What to work on> Turn the lines of the listing into a numbered list, leaving out any blank lines. Begin at the line that contains "body-line <box>171 634 931 658</box>" and stop after the line that contains "body-text-segment: padiglione chiesa".

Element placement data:

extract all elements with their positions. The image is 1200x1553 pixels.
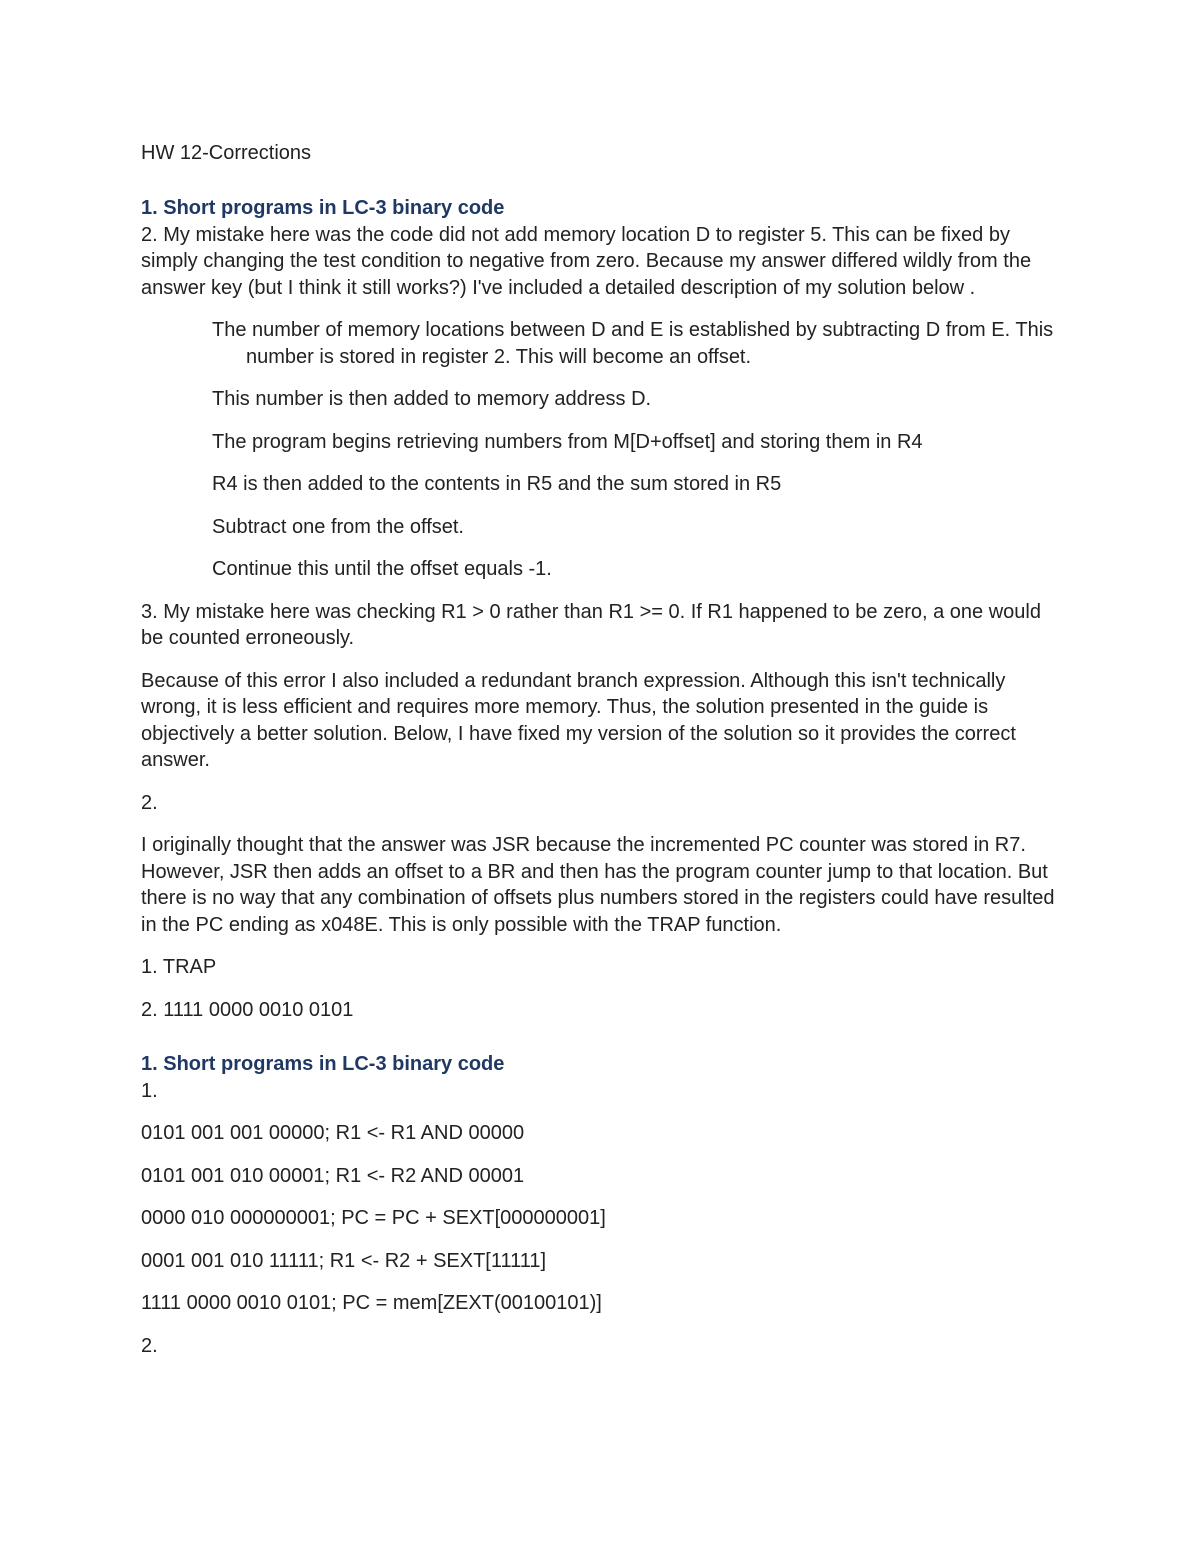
item-2-text: I originally thought that the answer was JSR because the incremented PC counter was stored in R7. However, JSR then adds an offset to a BR and then has the program counter jump to that location. But there is no way that any combination of offsets plus numbers stored in the registers could have resulted in the PC ending as x048E. This is only possible with the TRAP function. [141,834,1055,936]
solution-step: The number of memory locations between D and E is established by subtracting D from E. This number is stored in register 2. This will become an offset. [212,319,1054,368]
code-line: 1111 0000 0010 0101; PC = mem[ZEXT(00100101)] [141,1292,602,1314]
solution-step: This number is then added to memory address D. [212,388,652,410]
solution-steps [141,317,1061,583]
section-heading: 1. Short programs in LC-3 binary code [141,197,505,219]
answer-2: 2. 1111 0000 0010 0101 [141,998,354,1021]
answer-1: 1. TRAP [141,956,217,978]
solution-step: Subtract one from the offset. [212,515,464,538]
item-1-label: 1. [141,1079,158,1102]
document-page [141,140,1061,1359]
item-2-label: 2. [141,791,158,814]
solution-step: R4 is then added to the contents in R5 and the sum stored in R5 [212,473,782,495]
document-title: HW 12-Corrections [141,142,312,164]
code-line: 0101 001 001 00000; R1 <- R1 AND 00000 [141,1122,525,1144]
code-line: 0101 001 010 00001; R1 <- R2 AND 00001 [141,1164,525,1187]
code-line: 0000 010 000000001; PC = PC + SEXT[000000001] [141,1207,606,1229]
item-2-label: 2. [141,1334,158,1357]
spacer [141,167,1061,195]
item-3-followup: Because of this error I also included a redundant branch expression. Although this isn't technically wrong, it is less efficient and requires more memory. Thus, the solution presented in the guide is objectively a better solution. Below, I have fixed my version of the solution so it provides the correct answer. [141,669,1016,771]
section-heading: 1. Short programs in LC-3 binary code [141,1053,505,1075]
item-3-text: 3. My mistake here was checking R1 > 0 rather than R1 >= 0. If R1 happened to be zero, a one would be counted erroneously. [141,600,1041,649]
item-2-intro: 2. My mistake here was the code did not add memory location D to register 5. This can be fixed by simply changing the test condition to negative from zero. Because my answer differed wildly from the answer key (but I think it still works?) I've included a detailed description of my solution below . [141,223,1032,299]
spacer [141,1023,1061,1051]
solution-step: The program begins retrieving numbers from M[D+offset] and storing them in R4 [212,430,923,453]
solution-step: Continue this until the offset equals -1. [212,558,552,580]
code-line: 0001 001 010 11111; R1 <- R2 + SEXT[11111] [141,1249,547,1272]
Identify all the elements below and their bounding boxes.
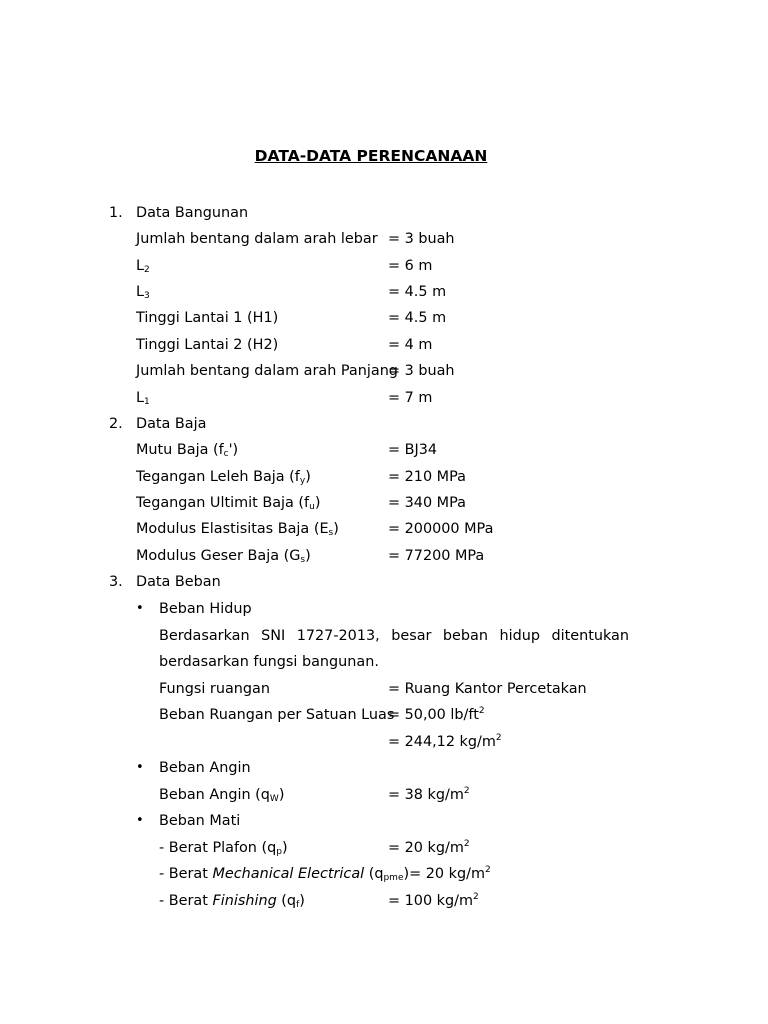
field-label-with-value: - Berat Mechanical Electrical $(q_{pme})= 20$ $kg/m^2$ — [159, 865, 491, 883]
field-label: Jumlah bentang dalam arah Panjang — [136, 363, 398, 379]
field-label: Beban Ruangan per Satuan Luas — [159, 707, 395, 723]
field-label: Tinggi Lantai 1 (H1) — [136, 310, 279, 326]
section-number: 3. — [109, 574, 123, 590]
field-label: $L_1$ — [136, 390, 150, 407]
field-label: Modulus Geser Baja $(G_s)$ — [136, 548, 311, 565]
field-label: Tegangan Ultimit Baja $(f_u)$ — [136, 495, 321, 512]
field-value: = 4.5 m — [388, 284, 447, 300]
section-number: 1. — [109, 205, 123, 221]
field-value: = 100 $kg/m^2$ — [388, 892, 479, 909]
field-value: = 3 buah — [388, 363, 455, 379]
field-label: - Berat Finishing $(q_f)$ — [159, 893, 305, 910]
section-heading: Data Bangunan — [136, 205, 249, 221]
section-heading: Data Baja — [136, 416, 207, 432]
field-value: = 340 MPa — [388, 495, 466, 511]
field-label: $L_3$ — [136, 284, 150, 301]
field-value: = 20 $kg/m^2$ — [388, 839, 470, 856]
subsection-heading: Beban Mati — [159, 813, 241, 829]
field-label: Jumlah bentang dalam arah lebar — [136, 231, 378, 247]
paragraph-text: berdasarkan fungsi bangunan. — [159, 654, 379, 670]
field-label: Tinggi Lantai 2 (H2) — [136, 337, 279, 353]
section-heading: Data Beban — [136, 574, 221, 590]
section-number: 2. — [109, 416, 123, 432]
field-value: = 38 $kg/m^2$ — [388, 786, 470, 803]
field-value: = 244,12 $kg/m^2$ — [388, 733, 502, 750]
bullet-icon: • — [136, 813, 144, 828]
field-value: = 4.5 m — [388, 310, 447, 326]
field-value: = 3 buah — [388, 231, 455, 247]
field-label: Modulus Elastisitas Baja $(E_s)$ — [136, 521, 339, 538]
field-value: = 200000 MPa — [388, 521, 494, 537]
field-label: - Berat Plafon $(q_p)$ — [159, 840, 288, 857]
document-title: DATA-DATA PERENCANAAN — [254, 147, 488, 165]
field-value: = 7 m — [388, 390, 433, 406]
field-label: Mutu Baja $(f_c')$ — [136, 442, 239, 459]
field-value: = 210 MPa — [388, 469, 466, 485]
paragraph-text: Berdasarkan SNI 1727-2013, besar beban hidup ditentukan — [159, 628, 629, 644]
bullet-icon: • — [136, 760, 144, 775]
field-value: = 77200 MPa — [388, 548, 485, 564]
field-label: $L_2$ — [136, 258, 150, 275]
field-value: = Ruang Kantor Percetakan — [388, 681, 587, 697]
field-value: = 6 m — [388, 258, 433, 274]
field-label: Tegangan Leleh Baja $(f_y)$ — [136, 469, 311, 486]
bullet-icon: • — [136, 601, 144, 616]
subsection-heading: Beban Angin — [159, 760, 251, 776]
field-label: Fungsi ruangan — [159, 681, 270, 697]
field-value: = 4 m — [388, 337, 433, 353]
field-value: = BJ34 — [388, 442, 438, 458]
field-value: = 50,00 $lb/ft^2$ — [388, 706, 485, 723]
field-label: Beban Angin $(q_W)$ — [159, 787, 285, 804]
subsection-heading: Beban Hidup — [159, 601, 252, 617]
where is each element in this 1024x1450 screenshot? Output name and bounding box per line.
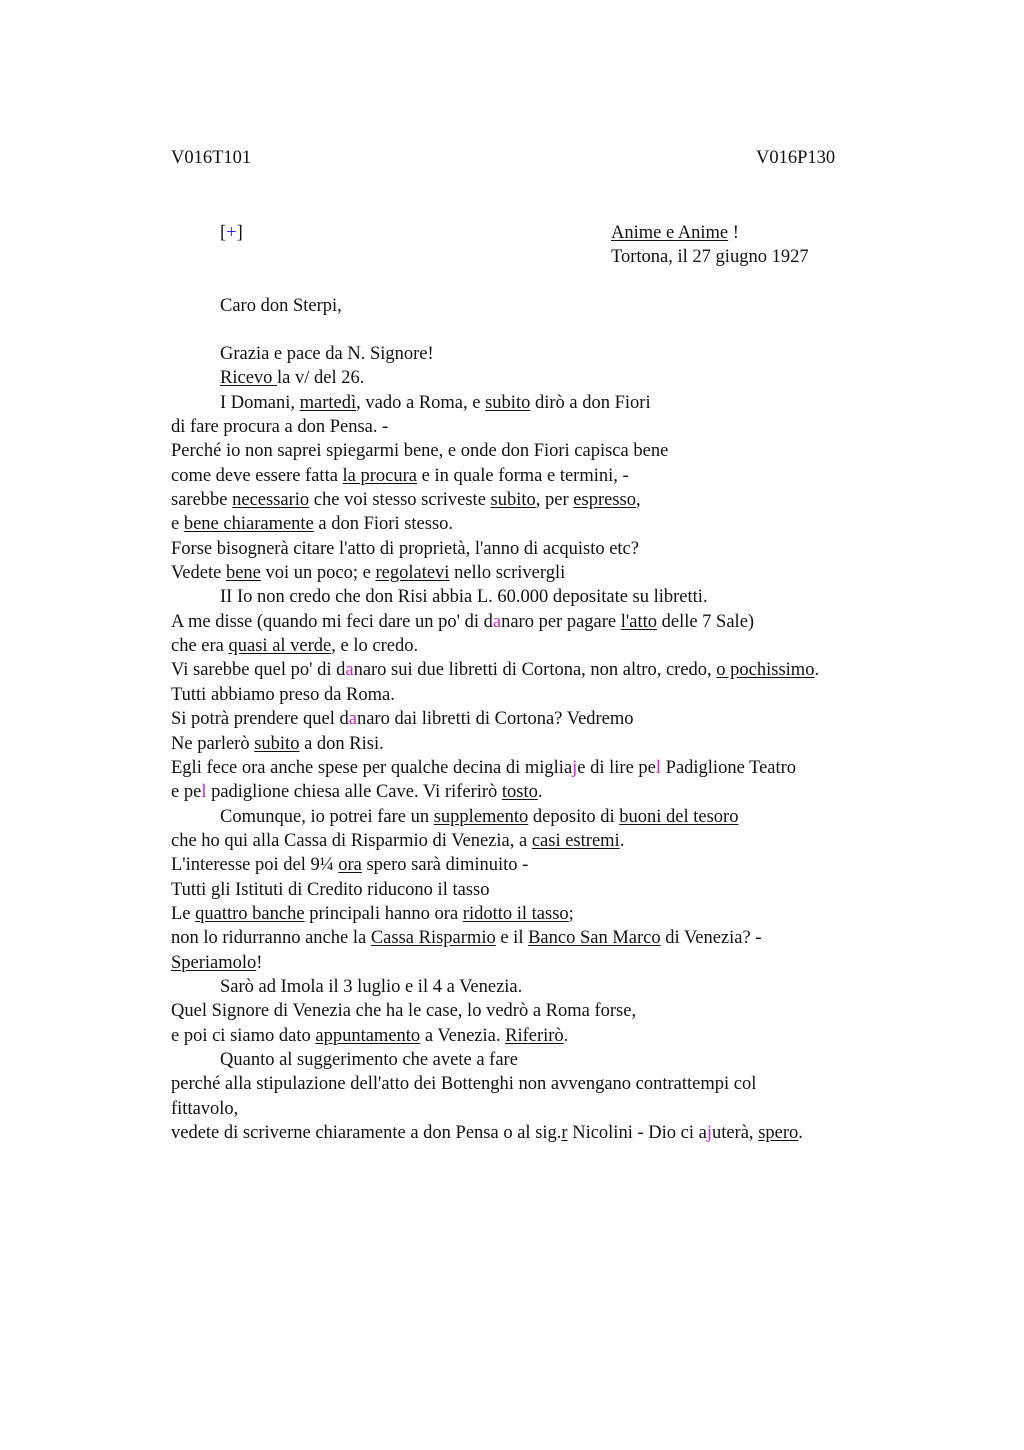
body-line <box>171 634 931 658</box>
highlighted-letter: l <box>201 782 207 803</box>
body-text-segment: vedete di scriverne chiaramente a don Pensa o al sig. <box>171 1123 562 1143</box>
body-line <box>171 610 931 634</box>
body-text-segment: padiglione chiesa alle Cave. Vi riferirò <box>206 782 502 803</box>
body-text-segment: II Io non credo che don Risi abbia L. 60.000 depositate su libretti. <box>220 587 708 608</box>
body-line <box>171 561 931 585</box>
underlined-text: necessario <box>232 490 310 511</box>
body-text-segment: Vedete <box>171 563 226 584</box>
highlighted-letter: a <box>348 709 357 730</box>
body-text-segment: e in quale forma e termini, - <box>417 465 629 486</box>
underlined-text: Cassa Risparmio <box>370 928 496 949</box>
underlined-text: Ricevo <box>220 368 278 389</box>
body-text-segment: e <box>171 514 184 535</box>
body-line <box>171 707 931 731</box>
body-text-segment: e pe <box>171 782 202 803</box>
underlined-text: bene <box>225 563 261 584</box>
document-id-right: V016P130 <box>756 148 836 168</box>
body-text-segment: Tutti abbiamo preso da Roma. <box>171 684 395 705</box>
body-line <box>171 926 931 950</box>
body-text-segment: . <box>798 1123 803 1143</box>
body-text-segment: delle 7 Sale) <box>656 611 755 632</box>
underlined-text: subito <box>254 733 300 754</box>
body-text-segment: principali hanno ora <box>304 903 463 924</box>
body-line <box>171 585 931 609</box>
highlighted-letter: a <box>492 611 502 632</box>
underlined-text: appuntamento <box>315 1025 421 1046</box>
body-text-segment: a Venezia. <box>420 1025 506 1046</box>
body-line <box>171 732 931 756</box>
underlined-text: tosto <box>501 782 538 803</box>
body-text-segment: naro dai libretti di Cortona? Vedremo <box>356 709 634 730</box>
expand-bracket-close: ] <box>236 223 243 243</box>
body-line <box>171 439 931 463</box>
body-line <box>171 537 931 561</box>
body-text-segment: dirò a don Fiori <box>530 392 651 413</box>
body-text-segment: spero sarà diminuito - <box>361 855 529 876</box>
body-line <box>171 1072 931 1096</box>
body-line <box>171 658 931 682</box>
body-text-segment: Sarò ad Imola il 3 luglio e il 4 a Venezia. <box>220 976 523 997</box>
body-line <box>171 683 931 707</box>
underlined-text: casi estremi <box>531 830 620 851</box>
body-text-segment: . <box>537 782 543 803</box>
body-line <box>171 878 931 902</box>
body-line <box>171 805 931 829</box>
salutation: Caro don Sterpi, <box>220 296 342 316</box>
body-text-segment: Perché io non saprei spiegarmi bene, e onde don Fiori capisca bene <box>171 441 669 462</box>
body-line <box>171 464 931 488</box>
body-line <box>171 756 931 780</box>
body-text-segment: di Venezia? - <box>660 928 762 949</box>
body-line <box>171 975 931 999</box>
motto-suffix: ! <box>728 223 739 243</box>
underlined-text: martedì <box>299 392 357 413</box>
body-text-segment: , e lo credo. <box>331 636 419 657</box>
body-text-segment: Vi sarebbe quel po' di d <box>171 660 346 681</box>
underlined-text: o pochissimo <box>716 660 815 681</box>
body-text-segment: deposito di <box>528 806 620 827</box>
body-text-segment: , vado a Roma, e <box>356 392 486 413</box>
underlined-text: la procura <box>342 465 418 486</box>
body-text-segment: Tutti gli Istituti di Credito riducono il tasso <box>171 879 490 900</box>
body-text-segment: Ne parlerò <box>171 733 255 754</box>
body-text-segment: Grazia e pace da N. Signore! <box>220 344 434 364</box>
body-text-segment: non lo ridurranno anche la <box>171 928 371 949</box>
underlined-text: regolatevi <box>375 563 450 584</box>
highlighted-letter: l <box>655 757 662 778</box>
expand-bracket-open: [ <box>220 223 227 243</box>
body-text-segment: Quel Signore di Venezia che ha le case, lo vedrò a Roma forse, <box>171 1001 637 1022</box>
body-text-segment: Nicolini - Dio ci a <box>567 1123 707 1143</box>
body-text-segment: Egli fece ora anche spese per qualche decina di miglia <box>171 757 573 778</box>
body-text-segment: uterà, <box>711 1123 759 1143</box>
place-date: Tortona, il 27 giugno 1927 <box>611 247 809 267</box>
body-line <box>171 1048 931 1072</box>
underlined-text: Riferirò <box>505 1025 564 1046</box>
highlighted-letter: j <box>706 1123 712 1143</box>
body-line <box>171 512 931 536</box>
body-text-segment: Le <box>171 903 196 924</box>
body-text-segment: . <box>814 660 820 681</box>
body-text-segment: L'interesse poi del 9¼ <box>171 855 339 876</box>
body-line <box>171 391 931 415</box>
body-text-segment: voi un poco; e <box>260 563 376 584</box>
body-text-segment: A me disse (quando mi feci dare un po' di d <box>171 611 493 632</box>
underlined-text: l'atto <box>620 611 657 632</box>
body-text-segment: Padiglione Teatro <box>661 757 797 778</box>
body-text-segment: naro sui due libretti di Cortona, non altro, credo, <box>353 660 717 681</box>
body-text-segment: che ho qui alla Cassa di Risparmio di Venezia, a <box>171 830 532 851</box>
motto <box>611 221 739 245</box>
body-text-segment: Comunque, io potrei fare un <box>220 806 434 827</box>
body-line <box>171 1097 931 1121</box>
body-text-segment: ; <box>568 903 574 924</box>
body-text-segment: come deve essere fatta <box>171 465 343 486</box>
body-text-segment: a don Fiori stesso. <box>313 514 454 535</box>
highlighted-letter: j <box>572 757 578 778</box>
body-text-segment: Si potrà prendere quel d <box>171 709 349 730</box>
body-line <box>171 951 931 975</box>
underlined-text: supplemento <box>433 806 529 827</box>
underlined-text: espresso <box>573 490 636 511</box>
highlighted-letter: a <box>345 660 354 681</box>
body-text-segment: ! <box>256 952 263 973</box>
document-id-left: V016T101 <box>171 148 252 168</box>
body-line <box>171 853 931 877</box>
expand-plus-icon[interactable]: + <box>226 223 237 243</box>
body-text-segment: , per <box>535 490 574 511</box>
body-text-segment: che era <box>171 636 229 657</box>
underlined-text: subito <box>485 392 531 413</box>
underlined-text: buoni del tesoro <box>619 806 739 827</box>
body-text-segment: a don Risi. <box>299 733 384 754</box>
body-text-segment: la v/ del 26. <box>277 368 365 389</box>
body-text-segment: Quanto al suggerimento che avete a fare <box>220 1049 518 1070</box>
body-text-segment: e poi ci siamo dato <box>171 1025 316 1046</box>
body-line <box>171 366 931 390</box>
body-line <box>171 1024 931 1048</box>
body-text-segment: Forse bisognerà citare l'atto di proprietà, l'anno di acquisto etc? <box>171 538 639 559</box>
letter-body <box>171 342 931 1145</box>
body-text-segment: nello scrivergli <box>449 563 566 584</box>
body-line <box>171 342 931 366</box>
underlined-text: ora <box>338 855 362 876</box>
underlined-text: Banco San Marco <box>528 928 661 949</box>
body-line <box>171 829 931 853</box>
body-text-segment: . <box>619 830 625 851</box>
underlined-text: bene chiaramente <box>183 514 314 535</box>
body-text-segment: e di lire pe <box>577 757 656 778</box>
underlined-text: quasi al verde <box>228 636 332 657</box>
expand-marker[interactable] <box>220 221 243 245</box>
body-line <box>171 902 931 926</box>
body-line <box>171 415 931 439</box>
body-line <box>171 780 931 804</box>
underlined-text: ridotto il tasso <box>462 903 569 924</box>
body-text-segment: I Domani, <box>220 392 300 413</box>
underlined-text: quattro banche <box>195 903 305 924</box>
body-text-segment: perché alla stipulazione dell'atto dei Bottenghi non avvengano contrattempi col <box>171 1074 757 1095</box>
underlined-text: subito <box>490 490 536 511</box>
body-text-segment: sarebbe <box>171 490 233 511</box>
body-line <box>171 488 931 512</box>
body-text-segment: fittavolo, <box>171 1098 239 1119</box>
body-line <box>171 999 931 1023</box>
body-text-segment: , <box>635 490 641 511</box>
body-text-segment: . <box>563 1025 569 1046</box>
underlined-text: spero <box>758 1123 799 1143</box>
body-line <box>171 1121 931 1145</box>
underlined-text: Speriamolo <box>171 952 257 973</box>
body-text-segment: naro per pagare <box>501 611 621 632</box>
body-text-segment: che voi stesso scriveste <box>309 490 491 511</box>
underlined-text: r <box>561 1123 568 1143</box>
body-text-segment: di fare procura a don Pensa. - <box>171 417 389 438</box>
motto-underlined: Anime e Anime <box>611 223 729 243</box>
body-text-segment: e il <box>495 928 529 949</box>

Output of the exercise>
1. body-line <box>171 634 931 658</box>
2. highlighted-letter: l <box>201 782 207 803</box>
3. body-text-segment: vedete di scriverne chiaramente a don Pensa o al sig. <box>171 1123 562 1143</box>
4. body-line <box>171 610 931 634</box>
5. body-text-segment: padiglione chiesa alle Cave. Vi riferirò <box>206 782 502 803</box>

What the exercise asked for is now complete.